| WHAT TO WORK ON |
• A. According to the biographical passage on Arnot below, what monthly religious magazine did he edit while in Edinburgh?
• B. Take the biographical passage on Arnot below further, starting after its last sentence and keeping its manner.

| PASSAGE FOR REVIEW |
....
Soon after completing his theological studies he was called, in 1838, to be minister of St. Peter's Church in Glasgow, one of the new churches built under the extension scheme of Dr. Chalmers. He soon became one of the most popular ministers of the city. His ministry, which after 1843 was carried on in connection with the Free Church, was marked by an intense love of nature, united with a poetical temperament; by sympathy with young men; by ardent advocacy of temperance, and a strong appreciation of ethical Christianity. He strongly sympathised with all movements fitted to advance the welfare of the working class.

In the year 1863, on the appointment of Dr. Rainy to a professorship, Arnot was called to be minister of one of the leading congregations of the Free Church in Edinburgh, where for the last ten years of his life he was a conspicuous figure. During that time he edited a monthly religious magazine, called the 'Family Treasury.' He thrice visited America: in 1845, to render important ministerial service in the dominion of Canada; in 1870 as a delegate from the Free Church of Scotland to congratulate the presbyterian churches in the northern states on their happy reunion; and for the third time, in 1873, as a member of the Evangelical Alliance, to attend its meetings at New York. Having been a steady sympathiser with the northern states and the anti-slavery movement, he was received in the United States with extraordinary cordiality.

The degree of D.D. was virtually offered to Mr. Arnot by the university of Glasgow, and afterwards formally by the university of New York; but for personal reasons he declined to avail himself of it in either case. He died after a short illness at Edinburgh, 3 June 1875.
....
| LISTED ENTRIES |
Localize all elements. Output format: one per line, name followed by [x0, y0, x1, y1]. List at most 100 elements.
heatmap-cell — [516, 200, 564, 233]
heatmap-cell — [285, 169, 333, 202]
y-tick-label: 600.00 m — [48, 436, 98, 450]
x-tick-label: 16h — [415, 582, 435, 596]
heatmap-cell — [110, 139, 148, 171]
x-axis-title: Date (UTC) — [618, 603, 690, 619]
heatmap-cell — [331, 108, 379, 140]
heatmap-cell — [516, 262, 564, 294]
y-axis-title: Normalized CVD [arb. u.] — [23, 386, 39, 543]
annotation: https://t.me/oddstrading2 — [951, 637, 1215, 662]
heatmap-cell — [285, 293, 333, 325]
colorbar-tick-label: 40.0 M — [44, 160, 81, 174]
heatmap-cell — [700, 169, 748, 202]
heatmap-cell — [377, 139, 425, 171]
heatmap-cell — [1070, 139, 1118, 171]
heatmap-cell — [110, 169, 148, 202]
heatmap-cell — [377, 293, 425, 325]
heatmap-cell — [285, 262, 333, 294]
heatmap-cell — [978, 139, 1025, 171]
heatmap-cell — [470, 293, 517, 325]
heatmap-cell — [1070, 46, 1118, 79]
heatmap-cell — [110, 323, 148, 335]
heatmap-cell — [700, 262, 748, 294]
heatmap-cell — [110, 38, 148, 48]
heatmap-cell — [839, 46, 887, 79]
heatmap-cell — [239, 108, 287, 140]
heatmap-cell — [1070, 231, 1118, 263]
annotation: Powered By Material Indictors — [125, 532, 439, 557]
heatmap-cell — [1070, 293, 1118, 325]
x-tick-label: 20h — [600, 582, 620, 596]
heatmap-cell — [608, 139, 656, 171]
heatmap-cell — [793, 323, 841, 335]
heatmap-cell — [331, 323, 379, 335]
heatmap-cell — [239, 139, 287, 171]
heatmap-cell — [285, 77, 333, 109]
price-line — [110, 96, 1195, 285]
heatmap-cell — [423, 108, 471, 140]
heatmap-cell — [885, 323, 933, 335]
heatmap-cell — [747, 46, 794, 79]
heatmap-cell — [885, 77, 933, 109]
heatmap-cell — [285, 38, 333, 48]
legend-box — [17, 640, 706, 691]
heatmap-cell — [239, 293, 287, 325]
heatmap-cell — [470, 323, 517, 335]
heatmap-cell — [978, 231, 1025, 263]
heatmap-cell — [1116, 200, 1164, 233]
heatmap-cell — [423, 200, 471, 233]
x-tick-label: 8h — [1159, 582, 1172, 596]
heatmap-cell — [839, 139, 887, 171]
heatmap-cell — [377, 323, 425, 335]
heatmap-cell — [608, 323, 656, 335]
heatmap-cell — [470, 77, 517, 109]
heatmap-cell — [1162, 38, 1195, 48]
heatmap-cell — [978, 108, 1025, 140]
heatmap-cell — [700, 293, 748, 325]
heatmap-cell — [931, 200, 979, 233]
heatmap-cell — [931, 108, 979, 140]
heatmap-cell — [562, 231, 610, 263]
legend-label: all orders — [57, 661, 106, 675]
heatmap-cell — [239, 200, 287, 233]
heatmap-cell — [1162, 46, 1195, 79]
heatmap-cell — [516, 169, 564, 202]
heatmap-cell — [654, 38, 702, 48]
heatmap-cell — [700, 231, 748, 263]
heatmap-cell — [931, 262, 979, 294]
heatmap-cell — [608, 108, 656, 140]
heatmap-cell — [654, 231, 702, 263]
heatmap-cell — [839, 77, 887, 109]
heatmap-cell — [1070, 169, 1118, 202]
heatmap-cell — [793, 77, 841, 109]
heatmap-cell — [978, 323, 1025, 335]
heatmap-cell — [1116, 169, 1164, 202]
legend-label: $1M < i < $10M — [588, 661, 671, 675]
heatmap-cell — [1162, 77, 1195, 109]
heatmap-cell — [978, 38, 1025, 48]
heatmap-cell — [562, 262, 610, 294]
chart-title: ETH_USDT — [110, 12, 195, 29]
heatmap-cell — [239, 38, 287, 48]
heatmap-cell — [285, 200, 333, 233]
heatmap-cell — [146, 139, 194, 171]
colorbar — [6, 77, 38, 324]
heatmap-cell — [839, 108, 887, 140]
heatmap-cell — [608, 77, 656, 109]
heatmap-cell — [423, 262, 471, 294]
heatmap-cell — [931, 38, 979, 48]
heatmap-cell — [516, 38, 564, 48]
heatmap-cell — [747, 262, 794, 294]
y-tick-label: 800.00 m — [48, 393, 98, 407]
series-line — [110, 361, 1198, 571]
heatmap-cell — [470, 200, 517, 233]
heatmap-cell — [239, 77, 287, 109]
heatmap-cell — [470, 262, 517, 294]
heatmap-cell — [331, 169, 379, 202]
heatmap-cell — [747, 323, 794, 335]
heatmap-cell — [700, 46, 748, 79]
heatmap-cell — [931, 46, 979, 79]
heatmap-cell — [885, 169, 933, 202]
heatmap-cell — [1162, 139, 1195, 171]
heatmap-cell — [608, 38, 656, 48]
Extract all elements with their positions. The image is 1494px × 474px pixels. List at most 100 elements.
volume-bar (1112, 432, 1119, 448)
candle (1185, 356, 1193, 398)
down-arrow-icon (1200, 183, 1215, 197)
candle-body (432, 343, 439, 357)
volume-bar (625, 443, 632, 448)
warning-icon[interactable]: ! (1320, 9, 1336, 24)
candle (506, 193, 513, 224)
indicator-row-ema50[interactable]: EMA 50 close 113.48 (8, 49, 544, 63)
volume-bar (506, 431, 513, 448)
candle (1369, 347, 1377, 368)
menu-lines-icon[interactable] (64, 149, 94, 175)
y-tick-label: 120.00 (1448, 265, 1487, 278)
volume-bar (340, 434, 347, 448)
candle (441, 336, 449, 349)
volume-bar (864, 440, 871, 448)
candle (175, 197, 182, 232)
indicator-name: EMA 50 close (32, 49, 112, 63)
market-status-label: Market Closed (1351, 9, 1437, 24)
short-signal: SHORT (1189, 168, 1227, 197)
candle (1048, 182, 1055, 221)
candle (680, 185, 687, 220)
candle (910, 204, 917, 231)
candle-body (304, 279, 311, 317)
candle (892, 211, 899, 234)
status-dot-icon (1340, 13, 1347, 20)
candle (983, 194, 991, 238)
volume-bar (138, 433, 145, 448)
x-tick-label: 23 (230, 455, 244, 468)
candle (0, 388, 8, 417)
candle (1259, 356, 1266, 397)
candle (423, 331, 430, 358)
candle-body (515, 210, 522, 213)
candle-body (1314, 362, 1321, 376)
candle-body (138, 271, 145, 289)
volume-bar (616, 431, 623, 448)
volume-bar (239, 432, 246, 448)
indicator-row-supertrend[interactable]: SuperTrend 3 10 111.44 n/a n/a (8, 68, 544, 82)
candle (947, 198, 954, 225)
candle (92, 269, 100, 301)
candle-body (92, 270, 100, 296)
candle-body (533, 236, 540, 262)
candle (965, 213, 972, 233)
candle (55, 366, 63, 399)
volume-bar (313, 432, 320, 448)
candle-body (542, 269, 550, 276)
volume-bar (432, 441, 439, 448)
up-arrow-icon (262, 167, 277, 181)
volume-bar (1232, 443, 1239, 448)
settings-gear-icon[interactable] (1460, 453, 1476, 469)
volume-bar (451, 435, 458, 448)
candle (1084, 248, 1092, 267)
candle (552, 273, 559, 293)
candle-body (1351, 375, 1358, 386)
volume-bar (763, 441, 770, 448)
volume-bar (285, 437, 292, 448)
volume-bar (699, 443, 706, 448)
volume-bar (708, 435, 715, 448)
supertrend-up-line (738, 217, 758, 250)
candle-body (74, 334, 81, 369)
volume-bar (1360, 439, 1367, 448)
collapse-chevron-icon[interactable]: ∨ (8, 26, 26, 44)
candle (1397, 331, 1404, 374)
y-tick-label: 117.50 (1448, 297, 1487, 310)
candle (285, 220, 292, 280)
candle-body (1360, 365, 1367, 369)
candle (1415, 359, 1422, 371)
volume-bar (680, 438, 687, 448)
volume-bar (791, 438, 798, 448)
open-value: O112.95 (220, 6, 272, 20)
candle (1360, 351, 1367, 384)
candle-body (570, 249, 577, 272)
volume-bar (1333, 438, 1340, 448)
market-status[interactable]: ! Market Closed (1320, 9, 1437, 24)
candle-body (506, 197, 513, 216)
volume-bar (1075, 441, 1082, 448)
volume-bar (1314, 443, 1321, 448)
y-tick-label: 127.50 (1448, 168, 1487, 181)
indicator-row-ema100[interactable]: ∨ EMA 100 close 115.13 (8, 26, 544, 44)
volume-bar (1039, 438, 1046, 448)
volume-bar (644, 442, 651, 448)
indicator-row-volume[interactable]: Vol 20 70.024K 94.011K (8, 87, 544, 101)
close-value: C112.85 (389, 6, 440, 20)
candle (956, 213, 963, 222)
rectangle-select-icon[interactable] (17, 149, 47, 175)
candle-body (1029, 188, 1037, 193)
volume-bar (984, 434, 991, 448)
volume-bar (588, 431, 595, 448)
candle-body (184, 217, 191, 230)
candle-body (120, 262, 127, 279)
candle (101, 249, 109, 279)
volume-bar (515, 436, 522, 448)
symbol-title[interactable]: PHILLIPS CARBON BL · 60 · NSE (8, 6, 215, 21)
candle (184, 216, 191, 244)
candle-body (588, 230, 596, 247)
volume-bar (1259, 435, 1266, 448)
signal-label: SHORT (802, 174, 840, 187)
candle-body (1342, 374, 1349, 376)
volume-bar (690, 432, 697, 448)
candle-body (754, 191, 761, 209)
....
| ANSWERS FOR THE TASKS |
• A. He edited the 'Family Treasury.'

• B.
His chief works were the following:

  1. 'Life of James Halley.'
  2. 'The Race for Riches, and some of the Pits into which the Runners fall: six lectures applying the Word of God to the traffic of man. It had a wide circulation both in this country and America, as following up the principles of Chalmers's 'Commercial Discourses.'
  3. 'The Drunkard's Progress, being a panorama of the overland route from the station of Drouth to the general terminus in the Dead Sea, in a series of thirteen views, drawn and engraved by John Adam, the descriptions given by John Bunyan, junior.'
  4. 'Laws from Heaven for Life on Earth; Illustrations of the Book of Proverbs.' 2 vols. This was one of his most characteristic and successful books, treating of the maxims of Hebrew wisdom viewed from a christian standpoint in the nineteenth century.
  5. 'Roots and Fruits of the Christian Life.'
  6. 'The Parables of our Lord.'
  7. 'Life of James Hamilton, D.D.'
  8. 'This Present World.' Some thoughts on the adaptation of man's home to the tenant.
  9. A posthumous volume of sermons.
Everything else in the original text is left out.